Objective: Retype all material exactly. Pictures stay out of the copy.

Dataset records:
_____

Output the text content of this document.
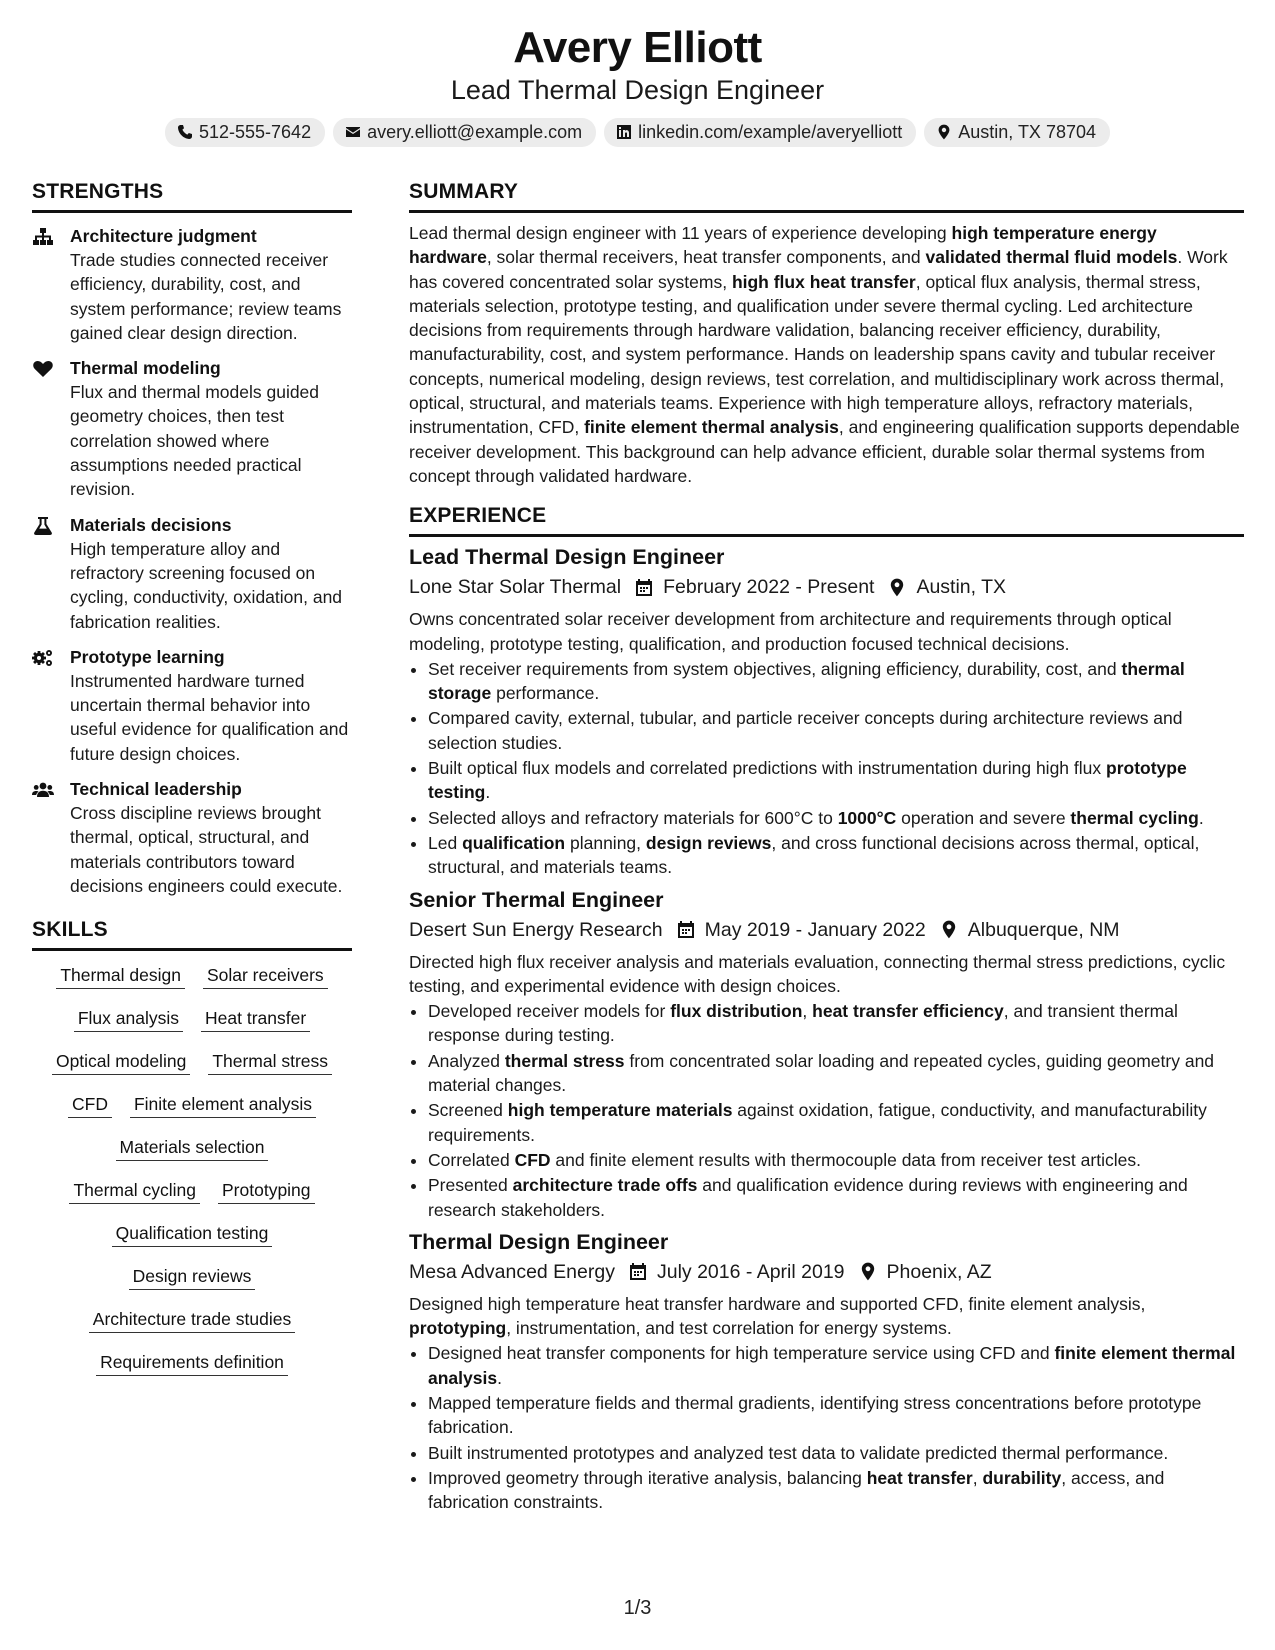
Avery Elliott
Lead Thermal Design Engineer
512-555-7642	avery.elliott@example.com	linkedin.com/example/averyelliott	Austin, TX 78704
STRENGTHS
Architecture judgment
Trade studies connected receiver efficiency, durability, cost, and system performance; review teams gained clear design direction.
Thermal modeling
Flux and thermal models guided geometry choices, then test correlation showed where assumptions needed practical revision.
Materials decisions
High temperature alloy and refractory screening focused on cycling, conductivity, oxidation, and fabrication realities.
Prototype learning
Instrumented hardware turned uncertain thermal behavior into useful evidence for qualification and future design choices.
Technical leadership
Cross discipline reviews brought thermal, optical, structural, and materials contributors toward decisions engineers could execute.
SKILLS
Thermal design Solar receivers
Flux analysis Heat transfer
Optical modeling Thermal stress
CFD Finite element analysis
Materials selection
Thermal cycling Prototyping
Qualification testing
Design reviews
Architecture trade studies
Requirements definition
SUMMARY
Lead thermal design engineer with 11 years of experience developing high temperature energy hardware, solar thermal receivers, heat transfer components, and validated thermal fluid models. Work has covered concentrated solar systems, high flux heat transfer, optical flux analysis, thermal stress, materials selection, prototype testing, and qualification under severe thermal cycling. Led architecture decisions from requirements through hardware validation, balancing receiver efficiency, durability, manufacturability, cost, and system performance. Hands on leadership spans cavity and tubular receiver concepts, numerical modeling, design reviews, test correlation, and multidisciplinary work across thermal, optical, structural, and materials teams. Experience with high temperature alloys, refractory materials, instrumentation, CFD, finite element thermal analysis, and engineering qualification supports dependable receiver development. This background can help advance efficient, durable solar thermal systems from concept through validated hardware.
EXPERIENCE
Lead Thermal Design Engineer
Lone Star Solar Thermal February 2022 - Present Austin, TX
Owns concentrated solar receiver development from architecture and requirements through optical modeling, prototype testing, qualification, and production focused technical decisions.
• Set receiver requirements from system objectives, aligning efficiency, durability, cost, and thermal storage performance.
• Compared cavity, external, tubular, and particle receiver concepts during architecture reviews and selection studies.
• Built optical flux models and correlated predictions with instrumentation during high flux prototype testing.
• Selected alloys and refractory materials for 600°C to 1000°C operation and severe thermal cycling.
• Led qualification planning, design reviews, and cross functional decisions across thermal, optical, structural, and materials teams.
Senior Thermal Engineer
Desert Sun Energy Research May 2019 - January 2022 Albuquerque, NM
Directed high flux receiver analysis and materials evaluation, connecting thermal stress predictions, cyclic testing, and experimental evidence with design choices.
• Developed receiver models for flux distribution, heat transfer efficiency, and transient thermal response during testing.
• Analyzed thermal stress from concentrated solar loading and repeated cycles, guiding geometry and material changes.
• Screened high temperature materials against oxidation, fatigue, conductivity, and manufacturability requirements.
• Correlated CFD and finite element results with thermocouple data from receiver test articles.
• Presented architecture trade offs and qualification evidence during reviews with engineering and research stakeholders.
Thermal Design Engineer
Mesa Advanced Energy July 2016 - April 2019 Phoenix, AZ
Designed high temperature heat transfer hardware and supported CFD, finite element analysis, prototyping, instrumentation, and test correlation for energy systems.
• Designed heat transfer components for high temperature service using CFD and finite element thermal analysis.
• Mapped temperature fields and thermal gradients, identifying stress concentrations before prototype fabrication.
• Built instrumented prototypes and analyzed test data to validate predicted thermal performance.
• Improved geometry through iterative analysis, balancing heat transfer, durability, access, and fabrication constraints.
1/3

_____

Solution for this exercise:
Output the text content of this document.
Avery Elliott
Lead Thermal Design Engineer
512-555-7642	avery.elliott@example.com	linkedin.com/example/averyelliott	Austin, TX 78704
STRENGTHS
Architecture judgment
Trade studies connected receiver efficiency, durability, cost, and system performance; review teams gained clear design direction.
Thermal modeling
Flux and thermal models guided geometry choices, then test correlation showed where assumptions needed practical revision.
Materials decisions
High temperature alloy and refractory screening focused on cycling, conductivity, oxidation, and fabrication realities.
Prototype learning
Instrumented hardware turned uncertain thermal behavior into useful evidence for qualification and future design choices.
Technical leadership
Cross discipline reviews brought thermal, optical, structural, and materials contributors toward decisions engineers could execute.
SKILLS
Thermal design Solar receivers
Flux analysis Heat transfer
Optical modeling Thermal stress
CFD Finite element analysis
Materials selection
Thermal cycling Prototyping
Qualification testing
Design reviews
Architecture trade studies
Requirements definition
SUMMARY
Lead thermal design engineer with 11 years of experience developing high temperature energy hardware, solar thermal receivers, heat transfer components, and validated thermal fluid models. Work has covered concentrated solar systems, high flux heat transfer, optical flux analysis, thermal stress, materials selection, prototype testing, and qualification under severe thermal cycling. Led architecture decisions from requirements through hardware validation, balancing receiver efficiency, durability, manufacturability, cost, and system performance. Hands on leadership spans cavity and tubular receiver concepts, numerical modeling, design reviews, test correlation, and multidisciplinary work across thermal, optical, structural, and materials teams. Experience with high temperature alloys, refractory materials, instrumentation, CFD, finite element thermal analysis, and engineering qualification supports dependable receiver development. This background can help advance efficient, durable solar thermal systems from concept through validated hardware.
EXPERIENCE
Lead Thermal Design Engineer
Lone Star Solar Thermal February 2022 - Present Austin, TX
Owns concentrated solar receiver development from architecture and requirements through optical modeling, prototype testing, qualification, and production focused technical decisions.
• Set receiver requirements from system objectives, aligning efficiency, durability, cost, and thermal storage performance.
• Compared cavity, external, tubular, and particle receiver concepts during architecture reviews and selection studies.
• Built optical flux models and correlated predictions with instrumentation during high flux prototype testing.
• Selected alloys and refractory materials for 600°C to 1000°C operation and severe thermal cycling.
• Led qualification planning, design reviews, and cross functional decisions across thermal, optical, structural, and materials teams.
Senior Thermal Engineer
Desert Sun Energy Research May 2019 - January 2022 Albuquerque, NM
Directed high flux receiver analysis and materials evaluation, connecting thermal stress predictions, cyclic testing, and experimental evidence with design choices.
• Developed receiver models for flux distribution, heat transfer efficiency, and transient thermal response during testing.
• Analyzed thermal stress from concentrated solar loading and repeated cycles, guiding geometry and material changes.
• Screened high temperature materials against oxidation, fatigue, conductivity, and manufacturability requirements.
• Correlated CFD and finite element results with thermocouple data from receiver test articles.
• Presented architecture trade offs and qualification evidence during reviews with engineering and research stakeholders.
Thermal Design Engineer
Mesa Advanced Energy July 2016 - April 2019 Phoenix, AZ
Designed high temperature heat transfer hardware and supported CFD, finite element analysis, prototyping, instrumentation, and test correlation for energy systems.
• Designed heat transfer components for high temperature service using CFD and finite element thermal analysis.
• Mapped temperature fields and thermal gradients, identifying stress concentrations before prototype fabrication.
• Built instrumented prototypes and analyzed test data to validate predicted thermal performance.
• Improved geometry through iterative analysis, balancing heat transfer, durability, access, and fabrication constraints.
1/3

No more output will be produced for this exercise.